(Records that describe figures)
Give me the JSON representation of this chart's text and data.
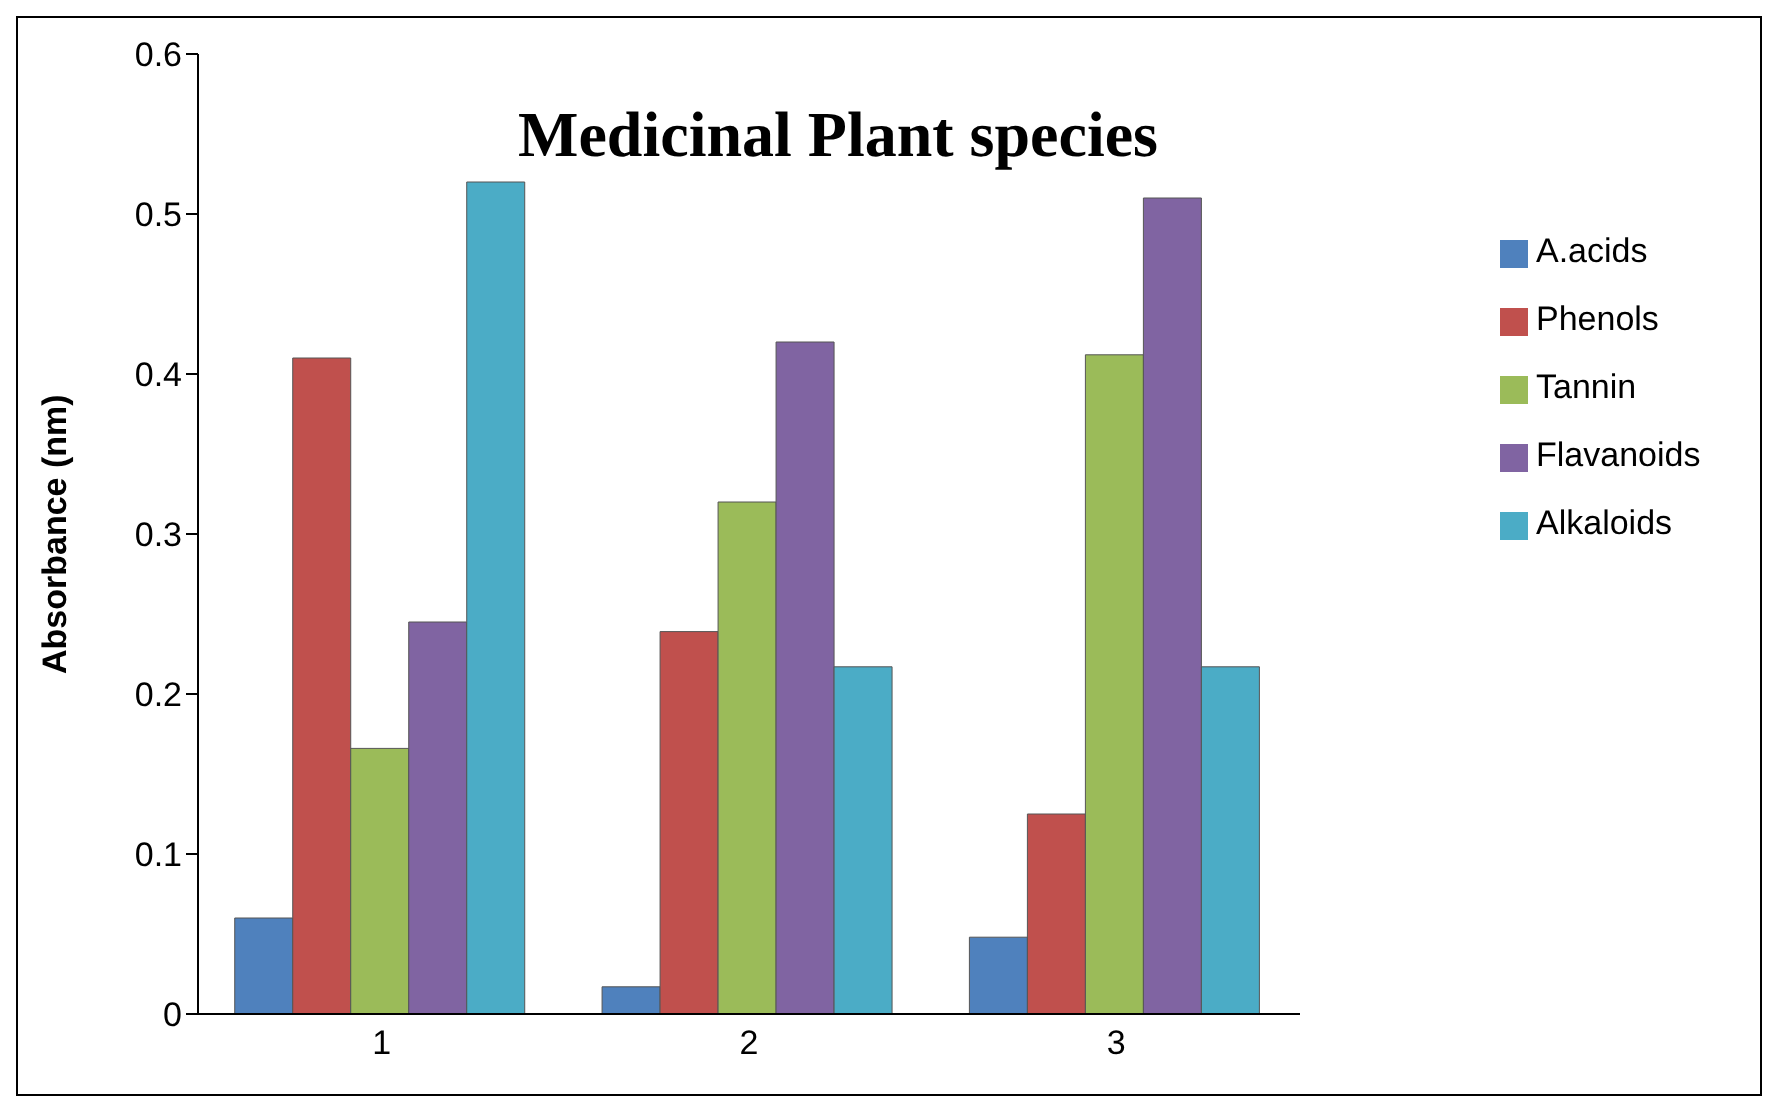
{
  "chart_data": {
    "type": "bar",
    "title": "Medicinal Plant species",
    "ylabel": "Absorbance (nm)",
    "categories": [
      "1",
      "2",
      "3"
    ],
    "series": [
      {
        "name": "A.acids",
        "color": "#4f81bd",
        "values": [
          0.06,
          0.017,
          0.048
        ]
      },
      {
        "name": "Phenols",
        "color": "#c0504d",
        "values": [
          0.41,
          0.239,
          0.125
        ]
      },
      {
        "name": "Tannin",
        "color": "#9bbb59",
        "values": [
          0.166,
          0.32,
          0.412
        ]
      },
      {
        "name": "Flavanoids",
        "color": "#8064a2",
        "values": [
          0.245,
          0.42,
          0.51
        ]
      },
      {
        "name": "Alkaloids",
        "color": "#4bacc6",
        "values": [
          0.52,
          0.217,
          0.217
        ]
      }
    ],
    "ylim": [
      0,
      0.6
    ],
    "yticks": [
      0,
      0.1,
      0.2,
      0.3,
      0.4,
      0.5,
      0.6
    ],
    "grid": false,
    "legend": "right"
  }
}
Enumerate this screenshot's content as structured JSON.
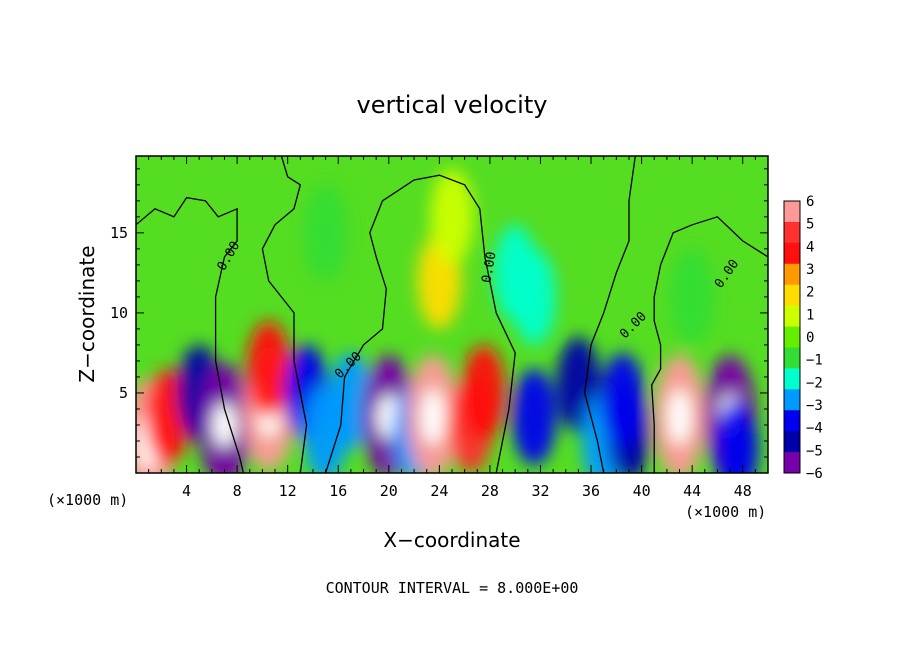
{
  "chart_data": {
    "type": "heatmap",
    "title": "vertical velocity",
    "xlabel": "X−coordinate",
    "ylabel": "Z−coordinate",
    "x_unit_left": "(×1000 m)",
    "x_unit_right": "(×1000 m)",
    "x_ticks": [
      "4",
      "8",
      "12",
      "16",
      "20",
      "24",
      "28",
      "32",
      "36",
      "40",
      "44",
      "48"
    ],
    "y_ticks": [
      "5",
      "10",
      "15"
    ],
    "xlim": [
      0,
      50
    ],
    "ylim": [
      0,
      19.8
    ],
    "contour_label": "0.00",
    "footer": "CONTOUR INTERVAL = 8.000E+00",
    "colorbar": {
      "min": -6,
      "max": 6,
      "labels": [
        "6",
        "5",
        "4",
        "3",
        "2",
        "1",
        "0",
        "−1",
        "−2",
        "−3",
        "−4",
        "−5",
        "−6"
      ],
      "colors": [
        "#ff9999",
        "#ff3030",
        "#ff1010",
        "#ff9900",
        "#ffdd00",
        "#ccff00",
        "#66ee00",
        "#33dd33",
        "#00ffcc",
        "#0099ff",
        "#0000ee",
        "#0000aa",
        "#7700aa"
      ]
    },
    "cells": [
      {
        "x": 1,
        "z": 2,
        "w": 5.6
      },
      {
        "x": 2.5,
        "z": 3.5,
        "w": 4
      },
      {
        "x": 5,
        "z": 5,
        "w": -5
      },
      {
        "x": 7,
        "z": 3,
        "w": -5.5
      },
      {
        "x": 10.5,
        "z": 4,
        "w": 6
      },
      {
        "x": 10.5,
        "z": 6.5,
        "w": 4
      },
      {
        "x": 13.5,
        "z": 5,
        "w": -4
      },
      {
        "x": 15,
        "z": 2.5,
        "w": -3
      },
      {
        "x": 17,
        "z": 4.5,
        "w": -2.5
      },
      {
        "x": 20,
        "z": 3.5,
        "w": -5.5
      },
      {
        "x": 22,
        "z": 2.5,
        "w": -3
      },
      {
        "x": 23.5,
        "z": 3.5,
        "w": 6
      },
      {
        "x": 26.5,
        "z": 3,
        "w": 5
      },
      {
        "x": 27.5,
        "z": 5,
        "w": 4
      },
      {
        "x": 31.5,
        "z": 3.5,
        "w": -4
      },
      {
        "x": 35,
        "z": 5.5,
        "w": -5
      },
      {
        "x": 37,
        "z": 2,
        "w": -3
      },
      {
        "x": 39,
        "z": 2.5,
        "w": -4.5
      },
      {
        "x": 38.5,
        "z": 4.5,
        "w": -4
      },
      {
        "x": 43,
        "z": 3.5,
        "w": 6
      },
      {
        "x": 47,
        "z": 3.5,
        "w": -5.5
      },
      {
        "x": 47.5,
        "z": 1.5,
        "w": -4
      },
      {
        "x": 24,
        "z": 12,
        "w": 2
      },
      {
        "x": 30,
        "z": 12.5,
        "w": -2
      },
      {
        "x": 31.5,
        "z": 11,
        "w": -1.5
      },
      {
        "x": 15,
        "z": 15,
        "w": -1
      },
      {
        "x": 25,
        "z": 16,
        "w": 0.8
      },
      {
        "x": 44,
        "z": 11,
        "w": -0.5
      }
    ]
  }
}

▸ **REQUIRED TASK**
Find every line in the entries that includes the word "title", then state how many there are and nothing else.

▸ **THE REPLY**
2